26 Aralık 2015 Cumartesi

Saçlarıma düşen karlar..


Yakınlarımın, tanıdıklarımın, sevdiklerimin ve en başta oğlumun defalarca tekrarladıkları ve akıllarına her geldiğinde temcit pilavı gibi önüme sürdükleri bir istektir saçlarımı boyatmam..

Çok değişik çok farklı şekillerde sunarlar biraz ürkek ama inançlı insanların direnişleri şeklinde.. Hepsine olmasa da pek çoğuna aynı cevabı veririm.. “yok.. seviyorum ben aklarımı..” derim, ısrar kapısını kapatan bir ses tonu ile.!...


Çünki, ne zaman saçlarımı tarasam, tek tek taramam zülfümü (!) ama, yol yol ağaran saçlarımla konuşur dertleşirim.. Onlar hayatımın bilânçosudur çünki..

Bana geri gelen dertlerimdir.. paylaştığım paylaşamadığım acılarımdır.. boşa geçen veya şükrettiğim yıllarımdır..

Yani o aklar benim ömrümün manifestosudur.. nasıl boyatırım?

“Demek ki doğruymuş söylenen.. demek ki bir gecede ağaran saçlar varmış” diye, sol şakağımdaki ak tellere bakarak ağlayıp acımı onlarla paylaştığım sanki dün gibi.. sonra birden hızlanan ve ben kabullenip aslını inkâr etmedikçe çoğalan aklar!..

▶ **Görev A**: Listenin başından "The reflector bracket 212 is at (690, 417)." ifadesini içeren satıra kadar olan kısmı, iki uç da dahil olmak üzere satır satır aynen yazdırın. Resimleri cevaba katmayın.

▶ **Verilen liste**:
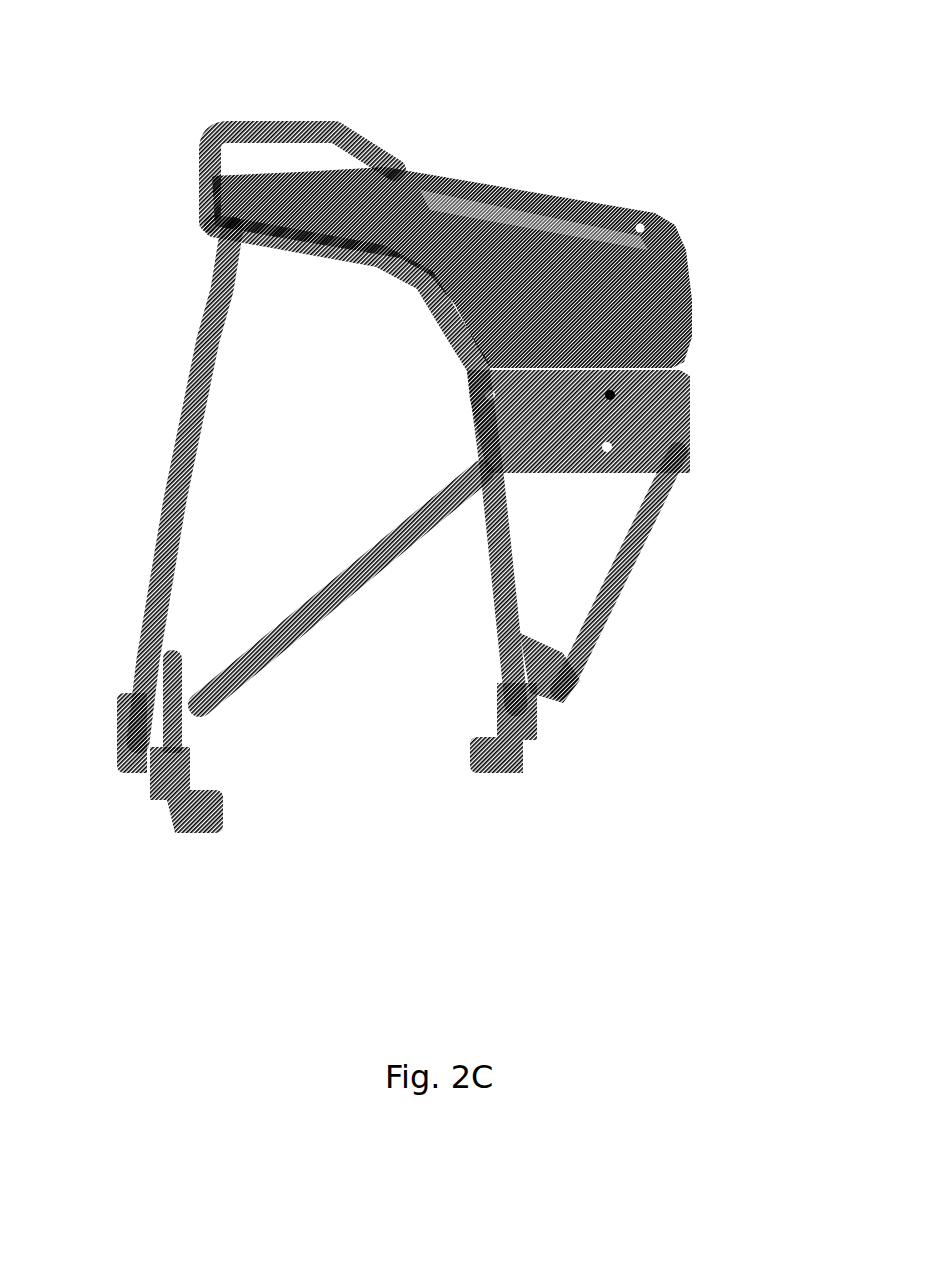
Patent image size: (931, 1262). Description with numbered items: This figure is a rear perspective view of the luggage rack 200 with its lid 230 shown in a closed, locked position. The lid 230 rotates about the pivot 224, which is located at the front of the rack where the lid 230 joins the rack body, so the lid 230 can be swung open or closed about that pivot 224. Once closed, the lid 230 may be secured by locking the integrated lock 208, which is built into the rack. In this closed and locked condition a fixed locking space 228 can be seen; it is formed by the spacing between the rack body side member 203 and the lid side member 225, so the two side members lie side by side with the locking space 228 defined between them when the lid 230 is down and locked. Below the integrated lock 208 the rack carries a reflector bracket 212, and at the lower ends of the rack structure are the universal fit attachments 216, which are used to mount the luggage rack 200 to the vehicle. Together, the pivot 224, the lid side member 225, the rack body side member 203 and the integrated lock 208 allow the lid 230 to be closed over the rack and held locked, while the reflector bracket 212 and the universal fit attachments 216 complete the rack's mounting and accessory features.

The luggage rack 200 is at (260, 233).
The rack body side member 203 is at (368, 237).
The integrated lock 208 is at (685, 268).
The reflector bracket 212 is at (690, 417).
The universal fit attachments 216 is at (120, 690).
The pivot 224 is at (203, 203).
The lid side member 225 is at (440, 223).
The fixed locking space 228 is at (393, 217).
The lid 230 is at (550, 193).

▶ **Görev B**: Saçların ağarması üzerine yazılmış metne göre, saçlarını boyatmasını yazardan en başta kim ister?

▶ **Nihai sonuç A**:
Patent image size: (931, 1262). Description with numbered items: This figure is a rear perspective view of the luggage rack 200 with its lid 230 shown in a closed, locked position. The lid 230 rotates about the pivot 224, which is located at the front of the rack where the lid 230 joins the rack body, so the lid 230 can be swung open or closed about that pivot 224. Once closed, the lid 230 may be secured by locking the integrated lock 208, which is built into the rack. In this closed and locked condition a fixed locking space 228 can be seen; it is formed by the spacing between the rack body side member 203 and the lid side member 225, so the two side members lie side by side with the locking space 228 defined between them when the lid 230 is down and locked. Below the integrated lock 208 the rack carries a reflector bracket 212, and at the lower ends of the rack structure are the universal fit attachments 216, which are used to mount the luggage rack 200 to the vehicle. Together, the pivot 224, the lid side member 225, the rack body side member 203 and the integrated lock 208 allow the lid 230 to be closed over the rack and held locked, while the reflector bracket 212 and the universal fit attachments 216 complete the rack's mounting and accessory features.

The luggage rack 200 is at (260, 233).
The rack body side member 203 is at (368, 237).
The integrated lock 208 is at (685, 268).
The reflector bracket 212 is at (690, 417).

▶ **Nihai sonuç B**: En başta oğlu ister.